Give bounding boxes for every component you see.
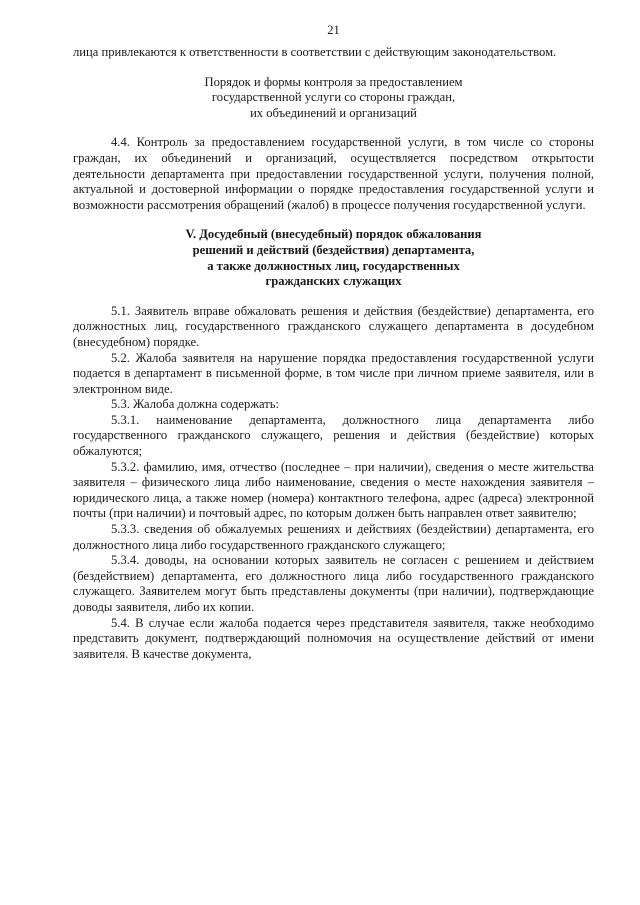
heading-line: V. Досудебный (внесудебный) порядок обжалования (185, 227, 482, 242)
paragraph-4-4: 4.4. Контроль за предоставлением государственной услуги, в том числе со стороны граждан, их объединений и организаций, осуществляется посредством открытости деятельности департамента при предоставлении государственной услуги, получения полной, актуальной и достоверной информации о порядке предоставления государственной услуги и возможности рассмотрения обращений (жалоб) в процессе получения государственной услуги. (73, 135, 594, 212)
paragraph-5-3-2: 5.3.2. фамилию, имя, отчество (последнее – при наличии), сведения о месте жительства заявителя – физического лица либо наименование, сведения о месте нахождения заявителя – юридического лица, а также номер (номера) контактного телефона, адрес (адреса) электронной почты (при наличии) и почтовый адрес, по которым должен быть направлен ответ заявителю; (73, 459, 594, 521)
heading-line: гражданских служащих (265, 274, 402, 289)
page-number: 21 (327, 23, 340, 37)
paragraph-5-1: 5.1. Заявитель вправе обжаловать решения и действия (бездействие) департамента, его должностных лиц, государственного гражданского служащего департамента в досудебном (внесудебном) порядке. (73, 303, 594, 349)
paragraph-5-3-4: 5.3.4. доводы, на основании которых заявитель не согласен с решением и действием (бездействием) департамента, его должностного лица либо государственного гражданского служащего. Заявителем могут быть представлены документы (при наличии), подтверждающие доводы заявителя, либо их копии. (73, 553, 594, 614)
paragraph-5-2: 5.2. Жалоба заявителя на нарушение порядка предоставления государственной услуги подается в департамент в письменной форме, в том числе при личном приеме заявителя, или в электронном виде. (73, 350, 594, 396)
heading-line: решений и действий (бездействия) департамента, (192, 242, 475, 257)
heading-line: а также должностных лиц, государственных (207, 258, 460, 273)
section-5-heading (73, 227, 594, 289)
paragraph-5-4: 5.4. В случае если жалоба подается через представителя заявителя, также необходимо представить документ, подтверждающий полномочия на осуществление действий от имени заявителя. В качестве документа, (73, 615, 594, 661)
heading-line: их объединений и организаций (250, 105, 417, 120)
heading-line: государственной услуги со стороны граждан, (211, 90, 456, 105)
intro-paragraph: лица привлекаются к ответственности в соответствии с действующим законодательством. (73, 45, 557, 59)
heading-line: Порядок и формы контроля за предоставлением (204, 74, 463, 89)
section-5-body (73, 304, 594, 663)
paragraph-5-3: 5.3. Жалоба должна содержать: (111, 397, 279, 412)
paragraph-5-3-3: 5.3.3. сведения об обжалуемых решениях и действиях (бездействии) департамента, его должностного лица либо государственного гражданского служащего; (73, 522, 594, 552)
section-4-heading (73, 75, 594, 122)
paragraph-5-3-1: 5.3.1. наименование департамента, должностного лица департамента либо государственного гражданского служащего, решения и действия (бездействие) которых обжалуются; (73, 412, 594, 459)
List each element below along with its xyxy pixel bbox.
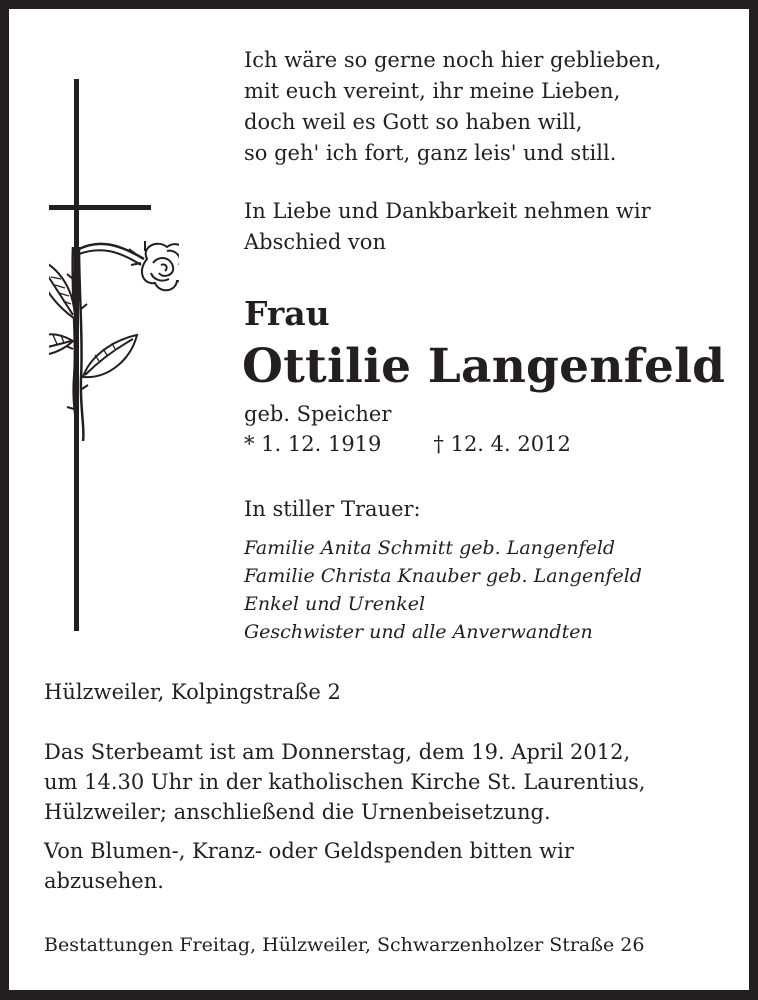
- poem-line: doch weil es Gott so haben will,: [244, 110, 583, 134]
- donation-line: Von Blumen-, Kranz- oder Geldspenden bitten wir: [44, 839, 574, 863]
- service-line: Das Sterbeamt ist am Donnerstag, dem 19. April 2012,: [44, 740, 631, 764]
- life-dates: [244, 429, 571, 459]
- poem-line: so geh' ich fort, ganz leis' und still.: [244, 141, 617, 165]
- service-line: Hülzweiler; anschließend die Urnenbeisetzung.: [44, 800, 551, 824]
- salutation: Frau: [244, 294, 330, 333]
- mourners-list: [244, 534, 642, 646]
- farewell-intro: [244, 196, 651, 258]
- poem-line: mit euch vereint, ihr meine Lieben,: [244, 79, 621, 103]
- deceased-name: Ottilie Langenfeld: [242, 339, 726, 394]
- birth-date: * 1. 12. 1919: [244, 432, 382, 456]
- donation-note: [44, 836, 574, 896]
- poem-line: Ich wäre so gerne noch hier geblieben,: [244, 48, 662, 72]
- family-address: Hülzweiler, Kolpingstraße 2: [44, 680, 341, 704]
- donation-line: abzusehen.: [44, 869, 164, 893]
- intro-line: Abschied von: [244, 230, 386, 254]
- maiden-name: geb. Speicher: [244, 402, 392, 426]
- death-date: † 12. 4. 2012: [433, 432, 571, 456]
- cross-with-rose-icon: [49, 79, 179, 639]
- service-info: [44, 737, 645, 827]
- mourners-heading: In stiller Trauer:: [244, 497, 421, 521]
- poem: [244, 45, 661, 169]
- service-line: um 14.30 Uhr in der katholischen Kirche St. Laurentius,: [44, 770, 646, 794]
- mourner-line: Familie Anita Schmitt geb. Langenfeld: [244, 537, 616, 559]
- mourner-line: Familie Christa Knauber geb. Langenfeld: [244, 565, 642, 587]
- undertaker-info: Bestattungen Freitag, Hülzweiler, Schwarzenholzer Straße 26: [44, 934, 645, 956]
- intro-line: In Liebe und Dankbarkeit nehmen wir: [244, 199, 651, 223]
- mourner-line: Geschwister und alle Anverwandten: [244, 621, 593, 643]
- obituary-notice: [9, 9, 749, 990]
- mourner-line: Enkel und Urenkel: [244, 593, 426, 615]
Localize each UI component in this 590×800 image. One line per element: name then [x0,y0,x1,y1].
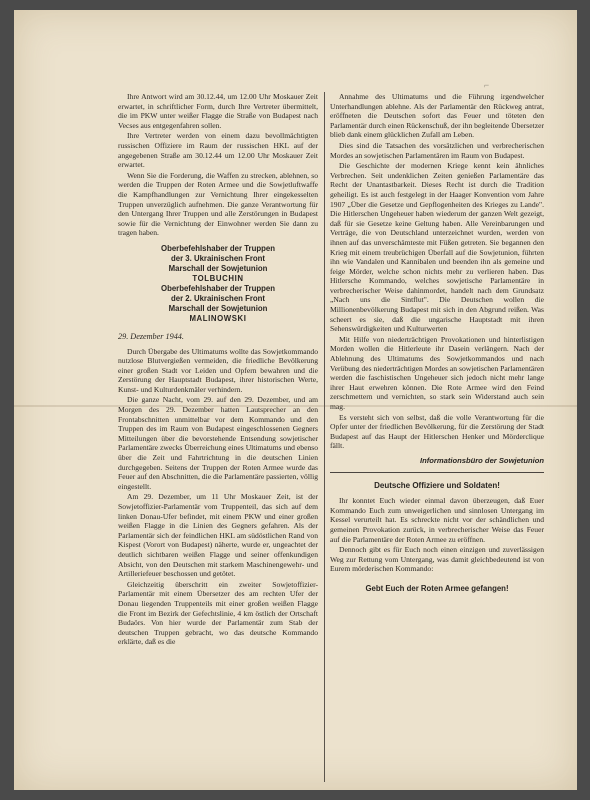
left-paragraph-3: Wenn Sie die Forderung, die Waffen zu strecken, ablehnen, so werden die Truppen der Roten Armee und die Sowjetluftwaffe die Kampfhandlungen zur Vernichtung Ihrer eingekesselten Truppen unverzüglich aufnehmen. Die ganze Verantwortung für den Untergang Ihrer Truppen und alle Zerstörungen in Budapest sowie für die Vernichtung der Einwohner werden Sie dann zu tragen haben. [118,170,318,238]
signature-line: Marschall der Sowjetunion [168,263,268,273]
left-paragraph-7: Gleichzeitig überschritt ein zweiter Sowjetoffizier-Parlamentär mit einem Übersetzer des am rechten Ufer der Donau liegenden Truppenteils mit einer großen weißen Flagge die Front im Bezirk der Gefechtslinie, 4 km östlich der Ortschaft Budaörs. Von hier wurde der Parlamentär zum Stab der deutschen Truppen gebracht, wo das deutsche Kommando erklärte, daß es die [118,579,318,647]
right-paragraph-5: Es versteht sich von selbst, daß die volle Verantwortung für die Opfer unter der friedlichen Bevölkerung, für die Zerstörung der Stadt Budapest auf das Haupt der Hitlerschen Henker und Mörderclique fällt. [330,412,544,451]
signature-line: der 3. Ukrainischen Front [170,253,266,263]
signature-line: der 2. Ukrainischen Front [170,293,266,303]
right-paragraph-4: Mit Hilfe von niederträchtigen Provokationen und hinterlistigen Morden wollen die Hitlerleute ihr Dasein verlängern. Nach der Ablehnung des Ultimatums des Sowjetkommandos und nach Verübung des niederträchtigen Mordes an sowjetischen Parlamentären werden die faschistischen Ungeheuer sich jedoch nicht mehr lange ihrer Haut erwehren können. Die Rote Armee wird den Feind zerschmettern und vernichten, so stark sein Widerstand auch sein mag. [330,334,544,411]
leaflet-page [14,10,577,790]
right-paragraph-2: Dies sind die Tatsachen des vorsätzlichen und verbrecherischen Mordes an sowjetischen Parlamentären im Raum von Budapest. [330,140,544,160]
signature-name-tolbuchin: TOLBUCHIN [192,273,244,283]
signature-line: Oberbefehlshaber der Truppen [161,243,275,253]
appeal-heading: Deutsche Offiziere und Soldaten! [374,480,500,490]
section-divider [330,472,544,473]
bureau-signature: Informationsbüro der Sowjetunion [419,455,544,465]
left-paragraph-6: Am 29. Dezember, um 11 Uhr Moskauer Zeit, ist der Sowjetoffizier-Parlamentär vom Truppenteil, das sich auf dem linken Donau-Ufer befindet, mit einem PKW und einer großen weißen Flagge in die Linien des Gegners gefahren. Als der Parlamentär sich der feindlichen HKL am südöstlichen Rand von Kispest (Vorort von Budapest) näherte, wurde er, ungeachtet der deutlich sichtbaren weißen Flagge und seiner offenkundigen Absicht, von den Deutschen mit starkem Maschinengewehr- und Artilleriefeuer beschossen und getötet. [118,492,318,579]
right-column [330,92,544,594]
signature-block [118,244,318,324]
dateline: 29. Dezember 1944. [118,331,184,341]
appeal-paragraph-1: Ihr konntet Euch wieder einmal davon überzeugen, daß Euer Kommando Euch zum unweigerlichen und sinnlosen Untergang im Kessel verurteilt hat. Es schreckte nicht vor der schändlichen und gemeinen Provokation zurück, in verbrecherischer Weise das Feuer auf die Parlamentäre der Roten Armee zu eröffnen. [330,496,544,544]
signature-name-malinowski: MALINOWSKI [189,313,247,323]
left-paragraph-4: Durch Übergabe des Ultimatums wollte das Sowjetkommando nutzlose Blutvergießen vermeiden, die friedliche Bevölkerung einer großen Stadt vor Leiden und Opfern bewahren und die Zerstörung der Hauptstadt Budapest, ihrer historischen Werte, Kunst- und Kulturdenkmäler verhindern. [118,346,318,394]
column-divider [324,92,325,782]
signature-line: Marschall der Sowjetunion [168,303,268,313]
appeal-paragraph-2: Dennoch gibt es für Euch noch einen einzigen und zuverlässigen Weg zur Rettung vom Untergang, was damit gleichbedeutend ist von Eurem mörderischen Kommando: [330,545,544,574]
signature-line: Oberbefehlshaber der Truppen [161,283,275,293]
left-column [118,92,318,647]
left-paragraph-5: Die ganze Nacht, vom 29. auf den 29. Dezember, und am Morgen des 29. Dezember hatten Lautsprecher an den Frontabschnitten unmittelbar vor dem Kommando und den Truppen des im Raum von Budapest eingeschlossenen Gegners Mitteilungen über die bevorstehende Entsendung sowjetischer Parlamentäre zwecks Überreichung eines Ultimatums und ebenso über die Zeit und Fahrtrichtung in die deutschen Linien durchgegeben. Seitens der Truppen der Roten Armee wurde das Feuer auf den Abschnitten, die die Parlamentäre passierten, völlig eingestellt. [118,395,318,491]
right-paragraph-1: Annahme des Ultimatums und die Führung irgendwelcher Unterhandlungen ablehne. Als der Parlamentär den Rückweg antrat, eröffneten die Deutschen sofort das Feuer und töteten den Parlamentär durch einen Rückenschuß, der ihn begleitende Übersetzer blieb dank einem glücklichen Zufall am Leben. [330,92,544,140]
left-paragraph-2: Ihre Vertreter werden von einem dazu bevollmächtigten russischen Offiziere im Raum der russischen HKL auf der angegebenen Straße am 30.12.44 um 12.00 Uhr Moskauer Zeit erwartet. [118,131,318,170]
right-paragraph-3: Die Geschichte der modernen Kriege kennt kein ähnliches Verbrechen. Seit undenklichen Zeiten genießen Parlamentäre das Recht der Unantastbarkeit. Dieses Recht ist durch die Tradition geheiligt. Es ist auch festgelegt in der Haager Konvention vom Jahre 1907 „Über die Gesetze und Gepflogenheiten des Krieges zu Lande". Die Hitlerschen Ungeheuer haben wiederum der ganzen Welt gezeigt, daß für sie Gesetze keine Geltung haben. Alle Vereinbarungen und Verträge, die von Deutschland unterzeichnet wurden, werden von ihnen auf das unverschämteste mit Füßen getreten. Sie begannen den Krieg mit einem treubrüchigen Überfall auf die Sowjetunion, führten ihn wie Vandalen und Kannibalen und beenden ihn als gemeine und feige Mörder, welche schon nichts mehr zu verlieren haben. Das Hitlersche Kommando, welches sowjetische Parlamentäre in verbrecherischer Weise dahinmordet, handelt nach dem Grundsatz „Nach uns die Sintflut". Die Deutschen wollen die Millionenbevölkerung Budapest mit sich in den Abgrund reißen. Was scheert es sie, daß die ungarische Hauptstadt mit ihren Sehenswürdigkeiten und Kulturwerten [330,161,544,334]
appeal-closing: Gebt Euch der Roten Armee gefangen! [365,583,509,593]
left-paragraph-1: Ihre Antwort wird am 30.12.44, um 12.00 Uhr Moskauer Zeit erwartet, in schriftlicher Form, durch Ihre Vertreter übermittelt, die im PKW unter weißer Flagge die Straße von Budapest nach Vecses aus entgegenfahren sollen. [118,92,318,130]
printed-mark-icon: ⌐ [484,80,490,90]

» Problem to work on
Could you convert the lines from the one containing "- poem-line: doch" through the one containing "- mourners-list: [244, 534, 642, 646]", both included, into a JSON list of strings with one string per line and blank lines omitted?

» Reply
[
  "- poem-line: doch weil es Gott so haben will,: [244, 110, 583, 134]",
  "- donation-line: Von Blumen-, Kranz- oder Geldspenden bitten wir: [44, 839, 574, 863]",
  "- service-line: Das Sterbeamt ist am Donnerstag, dem 19. April 2012,: [44, 740, 631, 764]",
  "- life-dates: [244, 429, 571, 459]",
  "- poem-line: so geh' ich fort, ganz leis' und still.: [244, 141, 617, 165]",
  "- service-line: Hülzweiler; anschließend die Urnenbeisetzung.: [44, 800, 551, 824]",
  "- salutation: Frau: [244, 294, 330, 333]",
  "- mourners-list: [244, 534, 642, 646]"
]